• **Dataset records**
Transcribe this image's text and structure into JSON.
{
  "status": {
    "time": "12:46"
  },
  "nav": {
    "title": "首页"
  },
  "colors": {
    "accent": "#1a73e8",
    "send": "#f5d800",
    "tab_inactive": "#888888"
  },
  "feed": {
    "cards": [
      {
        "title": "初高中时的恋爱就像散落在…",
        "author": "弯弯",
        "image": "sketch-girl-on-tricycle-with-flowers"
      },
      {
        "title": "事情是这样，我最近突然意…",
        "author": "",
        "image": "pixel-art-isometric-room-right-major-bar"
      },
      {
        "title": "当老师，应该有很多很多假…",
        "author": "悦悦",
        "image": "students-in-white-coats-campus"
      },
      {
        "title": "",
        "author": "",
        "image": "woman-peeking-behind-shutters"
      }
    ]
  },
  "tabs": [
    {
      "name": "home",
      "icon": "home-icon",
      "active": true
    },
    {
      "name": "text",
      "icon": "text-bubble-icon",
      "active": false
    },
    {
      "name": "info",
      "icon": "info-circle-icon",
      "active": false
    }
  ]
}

==

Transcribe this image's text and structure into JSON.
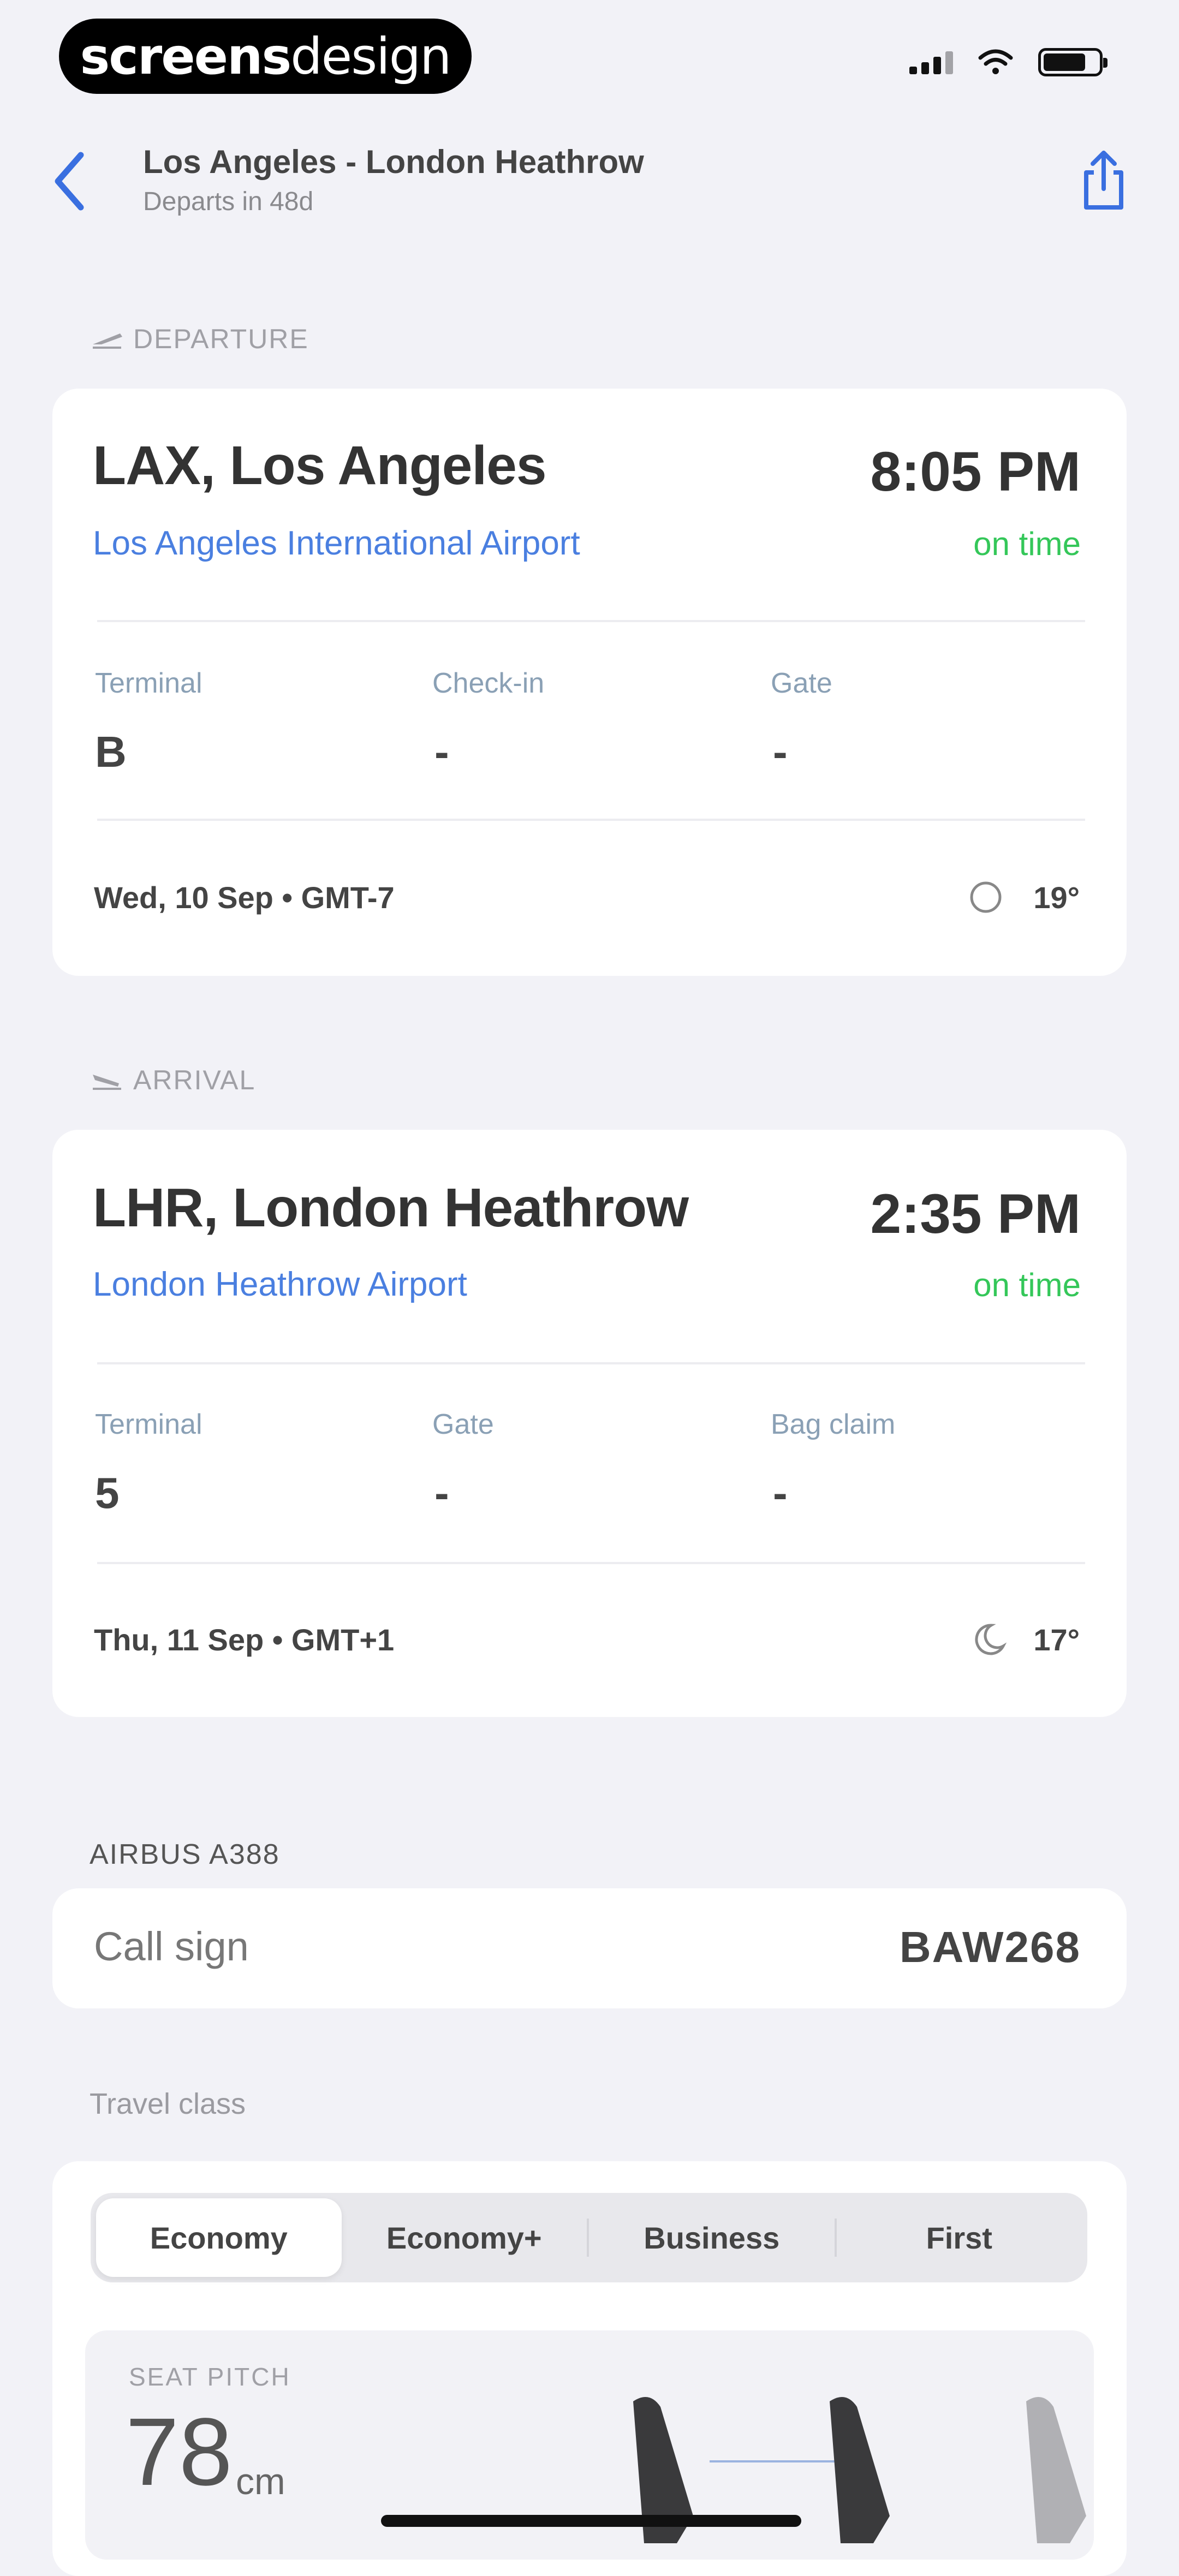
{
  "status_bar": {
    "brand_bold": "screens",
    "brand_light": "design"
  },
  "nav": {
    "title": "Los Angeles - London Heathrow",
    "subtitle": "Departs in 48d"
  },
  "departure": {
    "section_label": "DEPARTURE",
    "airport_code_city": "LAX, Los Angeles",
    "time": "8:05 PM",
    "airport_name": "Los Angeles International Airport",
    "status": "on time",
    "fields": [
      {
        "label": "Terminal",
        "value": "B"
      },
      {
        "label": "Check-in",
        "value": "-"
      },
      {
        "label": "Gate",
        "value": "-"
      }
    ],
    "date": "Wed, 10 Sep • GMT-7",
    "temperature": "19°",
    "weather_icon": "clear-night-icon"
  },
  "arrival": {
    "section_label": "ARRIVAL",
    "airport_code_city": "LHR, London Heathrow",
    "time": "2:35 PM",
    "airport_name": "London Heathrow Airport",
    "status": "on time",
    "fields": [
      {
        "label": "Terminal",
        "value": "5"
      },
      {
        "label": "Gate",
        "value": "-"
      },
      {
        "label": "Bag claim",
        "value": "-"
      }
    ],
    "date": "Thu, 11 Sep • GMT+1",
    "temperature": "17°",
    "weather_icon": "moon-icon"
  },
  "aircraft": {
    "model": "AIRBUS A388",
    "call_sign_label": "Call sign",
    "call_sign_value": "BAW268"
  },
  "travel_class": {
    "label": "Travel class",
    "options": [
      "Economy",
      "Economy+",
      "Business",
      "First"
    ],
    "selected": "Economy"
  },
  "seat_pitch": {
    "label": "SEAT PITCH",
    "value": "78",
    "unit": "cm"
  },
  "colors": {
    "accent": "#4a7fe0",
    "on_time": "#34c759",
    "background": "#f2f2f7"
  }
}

• **Brief**
Go through the listing above and locate each line that holds the word "image". Copy those lines.

• **Task response**
Transcribe this image's text and structure into JSON.
        "image": "sketch-girl-on-tricycle-with-flowers"
        "image": "pixel-art-isometric-room-right-major-bar"
        "image": "students-in-white-coats-campus"
        "image": "woman-peeking-behind-shutters"
Transcribe this image's text and structure into JSON.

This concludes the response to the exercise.